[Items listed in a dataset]
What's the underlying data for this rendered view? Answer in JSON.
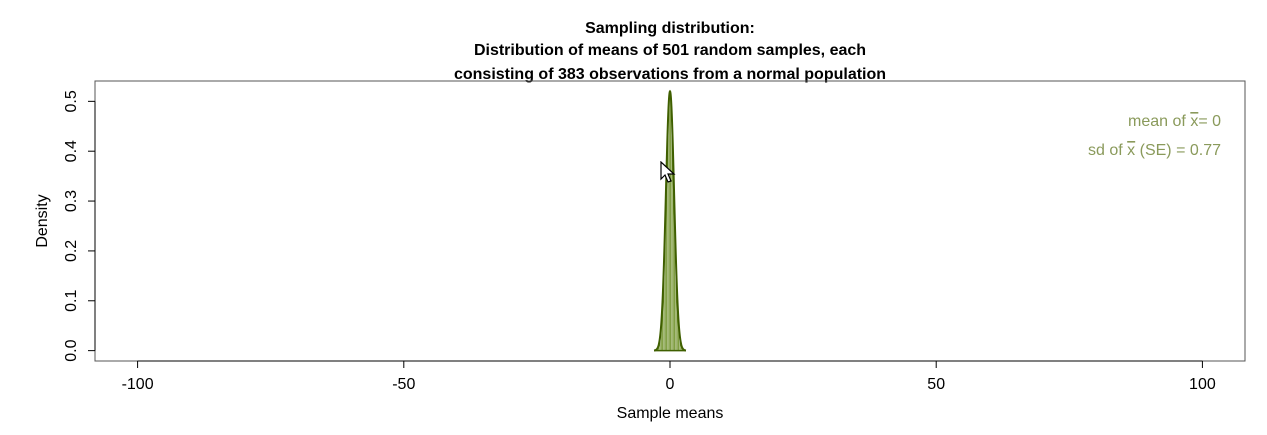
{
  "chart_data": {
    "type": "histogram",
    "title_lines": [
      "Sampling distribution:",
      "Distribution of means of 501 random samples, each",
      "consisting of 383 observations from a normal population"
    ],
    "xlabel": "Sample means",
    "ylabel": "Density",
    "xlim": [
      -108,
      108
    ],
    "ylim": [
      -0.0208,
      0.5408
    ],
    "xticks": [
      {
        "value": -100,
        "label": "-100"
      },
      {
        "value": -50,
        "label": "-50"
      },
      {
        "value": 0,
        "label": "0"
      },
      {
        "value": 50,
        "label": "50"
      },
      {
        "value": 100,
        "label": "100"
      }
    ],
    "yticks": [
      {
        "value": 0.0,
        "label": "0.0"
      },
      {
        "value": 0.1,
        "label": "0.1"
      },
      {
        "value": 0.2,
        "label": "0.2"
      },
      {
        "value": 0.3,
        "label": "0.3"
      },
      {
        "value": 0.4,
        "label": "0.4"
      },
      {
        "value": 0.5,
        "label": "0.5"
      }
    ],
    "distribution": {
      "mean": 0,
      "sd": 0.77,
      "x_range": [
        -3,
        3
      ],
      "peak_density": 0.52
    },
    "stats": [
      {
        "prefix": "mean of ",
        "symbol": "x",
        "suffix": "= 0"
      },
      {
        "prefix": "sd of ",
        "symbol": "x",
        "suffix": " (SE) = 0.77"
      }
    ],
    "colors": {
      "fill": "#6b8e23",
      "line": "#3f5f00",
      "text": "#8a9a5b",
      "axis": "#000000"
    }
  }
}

• **Exercise**
Your copy should match the entries exactly, minus the pictures.

• **Output**
What's the underlying data for this rendered view? Answer in JSON.
{
  "chart_data": {
    "type": "histogram",
    "title_lines": [
      "Sampling distribution:",
      "Distribution of means of 501 random samples, each",
      "consisting of 383 observations from a normal population"
    ],
    "xlabel": "Sample means",
    "ylabel": "Density",
    "xlim": [
      -108,
      108
    ],
    "ylim": [
      -0.0208,
      0.5408
    ],
    "xticks": [
      {
        "value": -100,
        "label": "-100"
      },
      {
        "value": -50,
        "label": "-50"
      },
      {
        "value": 0,
        "label": "0"
      },
      {
        "value": 50,
        "label": "50"
      },
      {
        "value": 100,
        "label": "100"
      }
    ],
    "yticks": [
      {
        "value": 0.0,
        "label": "0.0"
      },
      {
        "value": 0.1,
        "label": "0.1"
      },
      {
        "value": 0.2,
        "label": "0.2"
      },
      {
        "value": 0.3,
        "label": "0.3"
      },
      {
        "value": 0.4,
        "label": "0.4"
      },
      {
        "value": 0.5,
        "label": "0.5"
      }
    ],
    "distribution": {
      "mean": 0,
      "sd": 0.77,
      "x_range": [
        -3,
        3
      ],
      "peak_density": 0.52
    },
    "stats": [
      {
        "prefix": "mean of ",
        "symbol": "x",
        "suffix": "= 0"
      },
      {
        "prefix": "sd of ",
        "symbol": "x",
        "suffix": " (SE) = 0.77"
      }
    ],
    "colors": {
      "fill": "#6b8e23",
      "line": "#3f5f00",
      "text": "#8a9a5b",
      "axis": "#000000"
    }
  }
}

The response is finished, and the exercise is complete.